WHAT THIS TASK INVOLVES:
Select the lines that contain "label" and copy each of them.
====== MATERIAL FOR THE TASK
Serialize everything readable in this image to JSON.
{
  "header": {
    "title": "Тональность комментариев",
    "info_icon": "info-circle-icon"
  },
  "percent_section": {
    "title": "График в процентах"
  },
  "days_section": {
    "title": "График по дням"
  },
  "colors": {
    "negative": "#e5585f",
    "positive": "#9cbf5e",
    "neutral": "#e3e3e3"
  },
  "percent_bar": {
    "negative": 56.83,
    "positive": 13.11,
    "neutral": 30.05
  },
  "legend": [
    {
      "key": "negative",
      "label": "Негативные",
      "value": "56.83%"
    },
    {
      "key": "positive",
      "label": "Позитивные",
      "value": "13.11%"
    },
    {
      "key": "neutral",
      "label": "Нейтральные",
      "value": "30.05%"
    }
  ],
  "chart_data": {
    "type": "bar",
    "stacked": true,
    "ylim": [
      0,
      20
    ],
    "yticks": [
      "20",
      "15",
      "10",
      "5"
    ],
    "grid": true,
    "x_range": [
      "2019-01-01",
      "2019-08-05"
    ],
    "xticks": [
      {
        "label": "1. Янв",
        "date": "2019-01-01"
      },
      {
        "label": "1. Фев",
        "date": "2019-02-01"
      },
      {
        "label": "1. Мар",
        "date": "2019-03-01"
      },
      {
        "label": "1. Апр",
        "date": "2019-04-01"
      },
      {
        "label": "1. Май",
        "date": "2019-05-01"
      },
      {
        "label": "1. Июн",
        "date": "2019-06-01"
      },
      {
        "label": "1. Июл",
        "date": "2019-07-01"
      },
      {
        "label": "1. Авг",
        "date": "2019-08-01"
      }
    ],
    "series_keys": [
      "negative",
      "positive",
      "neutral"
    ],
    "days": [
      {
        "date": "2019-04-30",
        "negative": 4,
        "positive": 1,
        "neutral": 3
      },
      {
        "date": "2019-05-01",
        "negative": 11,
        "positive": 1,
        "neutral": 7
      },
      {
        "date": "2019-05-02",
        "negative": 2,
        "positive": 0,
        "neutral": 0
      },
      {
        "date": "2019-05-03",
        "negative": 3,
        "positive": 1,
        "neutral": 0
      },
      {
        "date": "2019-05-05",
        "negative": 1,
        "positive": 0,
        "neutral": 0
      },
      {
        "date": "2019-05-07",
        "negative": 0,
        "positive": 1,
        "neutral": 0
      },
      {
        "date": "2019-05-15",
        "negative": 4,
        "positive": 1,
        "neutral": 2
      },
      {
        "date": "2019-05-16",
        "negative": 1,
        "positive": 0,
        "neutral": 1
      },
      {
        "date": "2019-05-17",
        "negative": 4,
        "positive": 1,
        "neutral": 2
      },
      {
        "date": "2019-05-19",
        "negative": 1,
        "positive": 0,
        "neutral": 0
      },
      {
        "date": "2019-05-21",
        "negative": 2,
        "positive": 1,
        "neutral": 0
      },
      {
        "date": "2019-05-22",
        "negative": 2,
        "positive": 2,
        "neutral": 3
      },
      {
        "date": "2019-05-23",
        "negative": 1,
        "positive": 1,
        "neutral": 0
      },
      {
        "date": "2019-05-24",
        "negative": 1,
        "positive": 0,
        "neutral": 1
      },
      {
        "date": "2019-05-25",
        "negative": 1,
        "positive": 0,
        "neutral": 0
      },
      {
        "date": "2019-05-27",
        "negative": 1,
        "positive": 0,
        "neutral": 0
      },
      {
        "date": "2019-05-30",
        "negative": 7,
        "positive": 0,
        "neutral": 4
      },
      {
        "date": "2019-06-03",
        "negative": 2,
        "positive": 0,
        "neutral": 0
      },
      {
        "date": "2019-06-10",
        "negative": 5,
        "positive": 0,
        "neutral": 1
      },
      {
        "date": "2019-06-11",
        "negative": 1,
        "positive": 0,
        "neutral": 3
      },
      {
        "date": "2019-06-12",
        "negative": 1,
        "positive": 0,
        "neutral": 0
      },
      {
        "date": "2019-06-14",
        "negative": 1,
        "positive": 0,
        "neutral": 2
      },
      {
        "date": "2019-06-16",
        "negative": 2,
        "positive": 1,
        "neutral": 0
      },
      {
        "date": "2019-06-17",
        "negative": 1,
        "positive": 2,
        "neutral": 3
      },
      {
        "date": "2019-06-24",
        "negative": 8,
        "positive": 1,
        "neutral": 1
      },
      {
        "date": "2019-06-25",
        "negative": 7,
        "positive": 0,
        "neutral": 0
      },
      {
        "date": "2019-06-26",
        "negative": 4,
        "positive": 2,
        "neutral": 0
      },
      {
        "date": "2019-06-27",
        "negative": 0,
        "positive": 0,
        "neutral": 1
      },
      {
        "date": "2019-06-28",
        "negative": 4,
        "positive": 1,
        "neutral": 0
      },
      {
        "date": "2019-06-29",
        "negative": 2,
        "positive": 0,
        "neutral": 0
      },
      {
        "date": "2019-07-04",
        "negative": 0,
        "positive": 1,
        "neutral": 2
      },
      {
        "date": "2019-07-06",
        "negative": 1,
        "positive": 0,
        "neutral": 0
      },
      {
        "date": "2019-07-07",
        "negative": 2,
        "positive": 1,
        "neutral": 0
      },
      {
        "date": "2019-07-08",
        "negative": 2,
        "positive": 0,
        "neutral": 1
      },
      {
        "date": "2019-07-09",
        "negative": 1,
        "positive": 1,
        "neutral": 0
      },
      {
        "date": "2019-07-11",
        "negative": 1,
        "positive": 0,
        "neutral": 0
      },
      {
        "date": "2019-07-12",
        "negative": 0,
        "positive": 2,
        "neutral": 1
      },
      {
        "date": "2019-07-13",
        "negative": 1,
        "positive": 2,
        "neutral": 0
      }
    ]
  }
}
============
TASK ANSWER:
      "label": "Негативные",
      "label": "Позитивные",
      "label": "Нейтральные",
        "label": "1. Янв",
        "label": "1. Фев",
        "label": "1. Мар",
        "label": "1. Апр",
        "label": "1. Май",
        "label": "1. Июн",
        "label": "1. Июл",
        "label": "1. Авг",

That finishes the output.